**Trecho do texto**

Por fim, os referenciais e observações de nível deverão ser avaliados, revisados e consistidos cuidadosamente pelas equipes responsáveis durante o pós-evento, bem como confirmação do nível máximo da cheia."
Nota emitida pelo governo do Estado
"Estação emergencial de monitoramento é referência para comportamento do Guaíba
A Secretaria Estadual do Meio Ambiente e Infraestrutura (Sema), com auxílio do Serviço Geológico Brasileiro (SGB), instalou, no início de maio, uma estação emergencial de monitoramento do nível do Lago Guaíba junto à Usina do Gasômetro, em Porto Alegre. A medida emergencial buscou garantir dados de referência sobre o comportamento do curso hídrico, diante da inoperância da histórica estação oficial localizada no Cais Mauá, nas proximidades da estação rodoviária.
Em 3 de maio, uma régua própria para esse tipo de medição foi posicionada onde o acesso era possível em meio à cheia, por profissionais do Departamento de Recursos Hídricos e Saneamento (DRHS) do Estado e por técnicos do SGB.
O DRHS explica que a utilização de réguas manuais está prevista em casos emergenciais ou em pontos onde não há telemetria. Entretanto, o departamento alerta que o uso de recursos caseiros (trena, fita métrica etc.) para medir níveis de rios, sem um estudo técnico ou sem a atuação de um profissional capacitado, não é uma prática aceita como parâmetro para qualquer tipo de aferição.

**Problema curto**
Indique, com base no trecho sobre a estação emergencial do Guaíba, em que local essa estação de monitoramento foi instalada.

**Material coletado**

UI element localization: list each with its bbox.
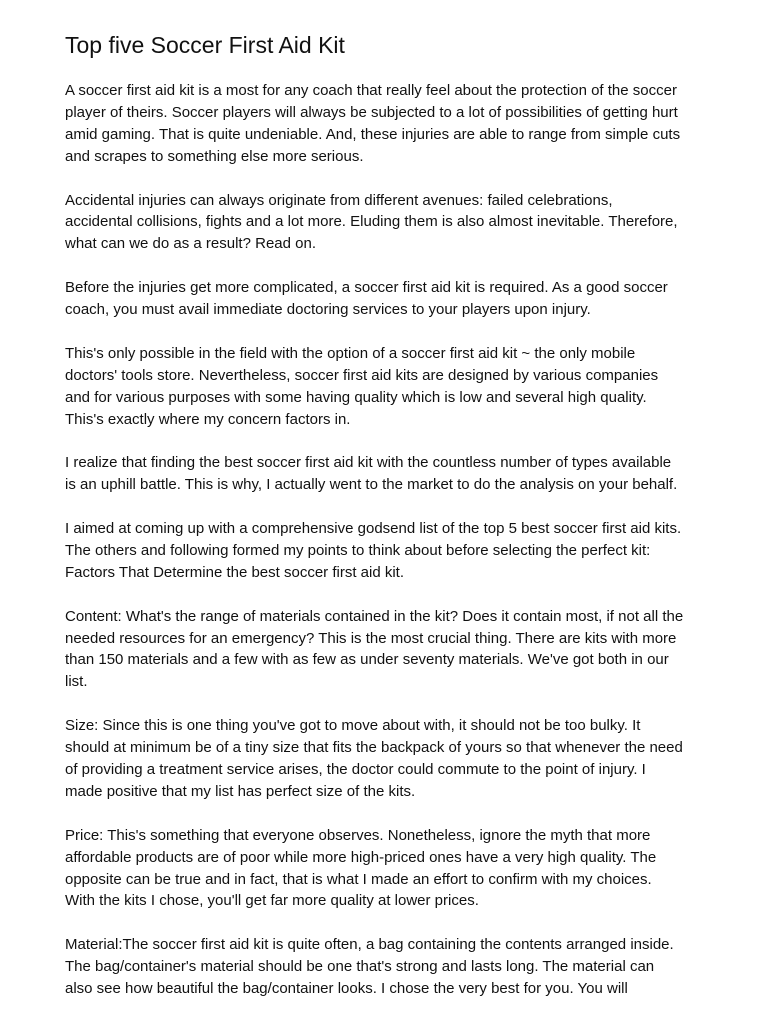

**Resposta final**
Junto à Usina do Gasômetro, em Porto Alegre.